### Objective
Provide the data again in its entirety, exactly as given.

### Provided data
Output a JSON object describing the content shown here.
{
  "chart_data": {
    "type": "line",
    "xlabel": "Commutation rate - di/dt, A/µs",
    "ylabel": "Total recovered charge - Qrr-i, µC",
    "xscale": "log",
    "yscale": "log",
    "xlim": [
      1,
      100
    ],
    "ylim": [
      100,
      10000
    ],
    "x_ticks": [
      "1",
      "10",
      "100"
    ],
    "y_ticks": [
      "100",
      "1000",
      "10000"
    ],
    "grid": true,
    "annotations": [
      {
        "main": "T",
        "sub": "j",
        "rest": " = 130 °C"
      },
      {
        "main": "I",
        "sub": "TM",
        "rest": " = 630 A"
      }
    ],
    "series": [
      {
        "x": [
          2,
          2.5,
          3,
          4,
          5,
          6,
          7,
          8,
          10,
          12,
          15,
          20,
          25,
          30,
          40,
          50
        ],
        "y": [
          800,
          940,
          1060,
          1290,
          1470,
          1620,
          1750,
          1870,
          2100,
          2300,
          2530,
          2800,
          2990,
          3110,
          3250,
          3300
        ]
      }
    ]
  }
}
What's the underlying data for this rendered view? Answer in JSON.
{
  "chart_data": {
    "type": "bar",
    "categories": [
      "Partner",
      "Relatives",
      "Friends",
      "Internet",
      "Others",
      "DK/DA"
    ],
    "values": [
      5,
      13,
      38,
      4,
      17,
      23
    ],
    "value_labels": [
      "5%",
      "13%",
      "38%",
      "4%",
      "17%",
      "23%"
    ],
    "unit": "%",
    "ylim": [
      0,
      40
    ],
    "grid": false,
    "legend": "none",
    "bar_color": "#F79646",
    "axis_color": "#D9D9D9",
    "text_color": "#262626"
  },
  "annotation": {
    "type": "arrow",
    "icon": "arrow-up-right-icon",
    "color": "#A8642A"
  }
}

### Exercise output
Output a JSON object describing the content shown here.
{
  "chart_data": {
    "type": "line",
    "xlabel": "Commutation rate - di/dt, A/µs",
    "ylabel": "Total recovered charge - Qrr-i, µC",
    "xscale": "log",
    "yscale": "log",
    "xlim": [
      1,
      100
    ],
    "ylim": [
      100,
      10000
    ],
    "x_ticks": [
      "1",
      "10",
      "100"
    ],
    "y_ticks": [
      "100",
      "1000",
      "10000"
    ],
    "grid": true,
    "annotations": [
      {
        "main": "T",
        "sub": "j",
        "rest": " = 130 °C"
      },
      {
        "main": "I",
        "sub": "TM",
        "rest": " = 630 A"
      }
    ],
    "series": [
      {
        "x": [
          2,
          2.5,
          3,
          4,
          5,
          6,
          7,
          8,
          10,
          12,
          15,
          20,
          25,
          30,
          40,
          50
        ],
        "y": [
          800,
          940,
          1060,
          1290,
          1470,
          1620,
          1750,
          1870,
          2100,
          2300,
          2530,
          2800,
          2990,
          3110,
          3250,
          3300
        ]
      }
    ]
  }
}
What's the underlying data for this rendered view? Answer in JSON.
{
  "chart_data": {
    "type": "bar",
    "categories": [
      "Partner",
      "Relatives",
      "Friends",
      "Internet",
      "Others",
      "DK/DA"
    ],
    "values": [
      5,
      13,
      38,
      4,
      17,
      23
    ],
    "value_labels": [
      "5%",
      "13%",
      "38%",
      "4%",
      "17%",
      "23%"
    ],
    "unit": "%",
    "ylim": [
      0,
      40
    ],
    "grid": false,
    "legend": "none",
    "bar_color": "#F79646",
    "axis_color": "#D9D9D9",
    "text_color": "#262626"
  },
  "annotation": {
    "type": "arrow",
    "icon": "arrow-up-right-icon",
    "color": "#A8642A"
  }
}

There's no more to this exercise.